Record list ->
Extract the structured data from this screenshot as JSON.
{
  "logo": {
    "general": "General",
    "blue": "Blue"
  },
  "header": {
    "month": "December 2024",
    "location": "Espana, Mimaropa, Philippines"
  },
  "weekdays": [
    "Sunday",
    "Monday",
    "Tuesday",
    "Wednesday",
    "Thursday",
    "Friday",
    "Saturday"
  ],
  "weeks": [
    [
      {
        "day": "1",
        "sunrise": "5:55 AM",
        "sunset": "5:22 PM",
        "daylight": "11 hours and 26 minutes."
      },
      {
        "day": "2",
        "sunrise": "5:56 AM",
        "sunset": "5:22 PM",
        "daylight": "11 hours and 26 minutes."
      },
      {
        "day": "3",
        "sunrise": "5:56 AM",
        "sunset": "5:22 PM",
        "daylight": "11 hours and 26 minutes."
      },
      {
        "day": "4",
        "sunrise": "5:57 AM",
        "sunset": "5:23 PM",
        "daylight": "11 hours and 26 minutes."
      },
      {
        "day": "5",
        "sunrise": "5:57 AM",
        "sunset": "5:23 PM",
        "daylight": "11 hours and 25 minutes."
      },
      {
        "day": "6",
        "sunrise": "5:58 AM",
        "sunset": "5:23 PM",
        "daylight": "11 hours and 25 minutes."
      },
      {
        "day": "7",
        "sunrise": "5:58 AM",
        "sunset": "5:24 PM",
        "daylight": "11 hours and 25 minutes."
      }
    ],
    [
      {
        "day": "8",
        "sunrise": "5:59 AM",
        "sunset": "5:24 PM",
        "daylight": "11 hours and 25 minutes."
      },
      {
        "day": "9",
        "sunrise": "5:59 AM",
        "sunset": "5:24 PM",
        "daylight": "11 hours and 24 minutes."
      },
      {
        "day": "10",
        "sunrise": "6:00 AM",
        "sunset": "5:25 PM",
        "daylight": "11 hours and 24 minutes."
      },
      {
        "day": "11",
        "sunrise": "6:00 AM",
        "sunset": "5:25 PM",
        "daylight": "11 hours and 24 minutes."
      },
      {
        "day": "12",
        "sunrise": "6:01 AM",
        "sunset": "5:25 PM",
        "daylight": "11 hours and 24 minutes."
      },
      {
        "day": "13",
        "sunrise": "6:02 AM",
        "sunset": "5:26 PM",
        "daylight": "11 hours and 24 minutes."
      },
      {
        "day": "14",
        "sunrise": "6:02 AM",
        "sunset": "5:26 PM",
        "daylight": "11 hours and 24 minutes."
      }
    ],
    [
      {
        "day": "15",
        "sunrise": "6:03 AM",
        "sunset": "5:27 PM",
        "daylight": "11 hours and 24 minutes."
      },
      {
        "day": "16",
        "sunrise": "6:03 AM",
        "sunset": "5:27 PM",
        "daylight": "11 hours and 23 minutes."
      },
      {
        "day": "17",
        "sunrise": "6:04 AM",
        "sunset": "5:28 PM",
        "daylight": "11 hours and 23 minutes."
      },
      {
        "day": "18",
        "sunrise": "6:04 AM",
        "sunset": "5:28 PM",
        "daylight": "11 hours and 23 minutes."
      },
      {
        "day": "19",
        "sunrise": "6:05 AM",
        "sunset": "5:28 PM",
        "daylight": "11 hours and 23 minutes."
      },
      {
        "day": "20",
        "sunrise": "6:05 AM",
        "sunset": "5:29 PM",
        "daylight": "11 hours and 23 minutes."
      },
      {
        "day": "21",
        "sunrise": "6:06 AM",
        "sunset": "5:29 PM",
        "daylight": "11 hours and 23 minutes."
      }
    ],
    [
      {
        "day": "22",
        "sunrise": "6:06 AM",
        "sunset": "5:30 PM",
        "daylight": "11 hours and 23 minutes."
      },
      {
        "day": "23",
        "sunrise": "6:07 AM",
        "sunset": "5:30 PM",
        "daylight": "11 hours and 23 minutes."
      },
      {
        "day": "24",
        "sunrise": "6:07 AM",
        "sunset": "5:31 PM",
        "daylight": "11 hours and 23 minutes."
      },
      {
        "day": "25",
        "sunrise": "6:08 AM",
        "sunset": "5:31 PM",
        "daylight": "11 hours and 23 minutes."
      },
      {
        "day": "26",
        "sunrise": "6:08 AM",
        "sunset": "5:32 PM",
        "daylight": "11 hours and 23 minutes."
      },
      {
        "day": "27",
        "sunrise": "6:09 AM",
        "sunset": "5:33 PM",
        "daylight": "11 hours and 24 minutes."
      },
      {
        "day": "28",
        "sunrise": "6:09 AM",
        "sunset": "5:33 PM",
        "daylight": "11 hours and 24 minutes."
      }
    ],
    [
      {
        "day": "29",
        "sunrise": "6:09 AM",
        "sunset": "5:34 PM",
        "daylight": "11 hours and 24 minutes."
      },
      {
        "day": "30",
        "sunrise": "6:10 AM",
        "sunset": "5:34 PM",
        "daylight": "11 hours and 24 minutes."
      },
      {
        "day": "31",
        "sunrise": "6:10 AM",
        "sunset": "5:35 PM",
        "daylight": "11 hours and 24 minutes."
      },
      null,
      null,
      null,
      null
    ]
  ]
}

Task description -> Reproduce the records word for word.

Correct response ->
Extract the structured data from this screenshot as JSON.
{
  "logo": {
    "general": "General",
    "blue": "Blue"
  },
  "header": {
    "month": "December 2024",
    "location": "Espana, Mimaropa, Philippines"
  },
  "weekdays": [
    "Sunday",
    "Monday",
    "Tuesday",
    "Wednesday",
    "Thursday",
    "Friday",
    "Saturday"
  ],
  "weeks": [
    [
      {
        "day": "1",
        "sunrise": "5:55 AM",
        "sunset": "5:22 PM",
        "daylight": "11 hours and 26 minutes."
      },
      {
        "day": "2",
        "sunrise": "5:56 AM",
        "sunset": "5:22 PM",
        "daylight": "11 hours and 26 minutes."
      },
      {
        "day": "3",
        "sunrise": "5:56 AM",
        "sunset": "5:22 PM",
        "daylight": "11 hours and 26 minutes."
      },
      {
        "day": "4",
        "sunrise": "5:57 AM",
        "sunset": "5:23 PM",
        "daylight": "11 hours and 26 minutes."
      },
      {
        "day": "5",
        "sunrise": "5:57 AM",
        "sunset": "5:23 PM",
        "daylight": "11 hours and 25 minutes."
      },
      {
        "day": "6",
        "sunrise": "5:58 AM",
        "sunset": "5:23 PM",
        "daylight": "11 hours and 25 minutes."
      },
      {
        "day": "7",
        "sunrise": "5:58 AM",
        "sunset": "5:24 PM",
        "daylight": "11 hours and 25 minutes."
      }
    ],
    [
      {
        "day": "8",
        "sunrise": "5:59 AM",
        "sunset": "5:24 PM",
        "daylight": "11 hours and 25 minutes."
      },
      {
        "day": "9",
        "sunrise": "5:59 AM",
        "sunset": "5:24 PM",
        "daylight": "11 hours and 24 minutes."
      },
      {
        "day": "10",
        "sunrise": "6:00 AM",
        "sunset": "5:25 PM",
        "daylight": "11 hours and 24 minutes."
      },
      {
        "day": "11",
        "sunrise": "6:00 AM",
        "sunset": "5:25 PM",
        "daylight": "11 hours and 24 minutes."
      },
      {
        "day": "12",
        "sunrise": "6:01 AM",
        "sunset": "5:25 PM",
        "daylight": "11 hours and 24 minutes."
      },
      {
        "day": "13",
        "sunrise": "6:02 AM",
        "sunset": "5:26 PM",
        "daylight": "11 hours and 24 minutes."
      },
      {
        "day": "14",
        "sunrise": "6:02 AM",
        "sunset": "5:26 PM",
        "daylight": "11 hours and 24 minutes."
      }
    ],
    [
      {
        "day": "15",
        "sunrise": "6:03 AM",
        "sunset": "5:27 PM",
        "daylight": "11 hours and 24 minutes."
      },
      {
        "day": "16",
        "sunrise": "6:03 AM",
        "sunset": "5:27 PM",
        "daylight": "11 hours and 23 minutes."
      },
      {
        "day": "17",
        "sunrise": "6:04 AM",
        "sunset": "5:28 PM",
        "daylight": "11 hours and 23 minutes."
      },
      {
        "day": "18",
        "sunrise": "6:04 AM",
        "sunset": "5:28 PM",
        "daylight": "11 hours and 23 minutes."
      },
      {
        "day": "19",
        "sunrise": "6:05 AM",
        "sunset": "5:28 PM",
        "daylight": "11 hours and 23 minutes."
      },
      {
        "day": "20",
        "sunrise": "6:05 AM",
        "sunset": "5:29 PM",
        "daylight": "11 hours and 23 minutes."
      },
      {
        "day": "21",
        "sunrise": "6:06 AM",
        "sunset": "5:29 PM",
        "daylight": "11 hours and 23 minutes."
      }
    ],
    [
      {
        "day": "22",
        "sunrise": "6:06 AM",
        "sunset": "5:30 PM",
        "daylight": "11 hours and 23 minutes."
      },
      {
        "day": "23",
        "sunrise": "6:07 AM",
        "sunset": "5:30 PM",
        "daylight": "11 hours and 23 minutes."
      },
      {
        "day": "24",
        "sunrise": "6:07 AM",
        "sunset": "5:31 PM",
        "daylight": "11 hours and 23 minutes."
      },
      {
        "day": "25",
        "sunrise": "6:08 AM",
        "sunset": "5:31 PM",
        "daylight": "11 hours and 23 minutes."
      },
      {
        "day": "26",
        "sunrise": "6:08 AM",
        "sunset": "5:32 PM",
        "daylight": "11 hours and 23 minutes."
      },
      {
        "day": "27",
        "sunrise": "6:09 AM",
        "sunset": "5:33 PM",
        "daylight": "11 hours and 24 minutes."
      },
      {
        "day": "28",
        "sunrise": "6:09 AM",
        "sunset": "5:33 PM",
        "daylight": "11 hours and 24 minutes."
      }
    ],
    [
      {
        "day": "29",
        "sunrise": "6:09 AM",
        "sunset": "5:34 PM",
        "daylight": "11 hours and 24 minutes."
      },
      {
        "day": "30",
        "sunrise": "6:10 AM",
        "sunset": "5:34 PM",
        "daylight": "11 hours and 24 minutes."
      },
      {
        "day": "31",
        "sunrise": "6:10 AM",
        "sunset": "5:35 PM",
        "daylight": "11 hours and 24 minutes."
      },
      null,
      null,
      null,
      null
    ]
  ]
}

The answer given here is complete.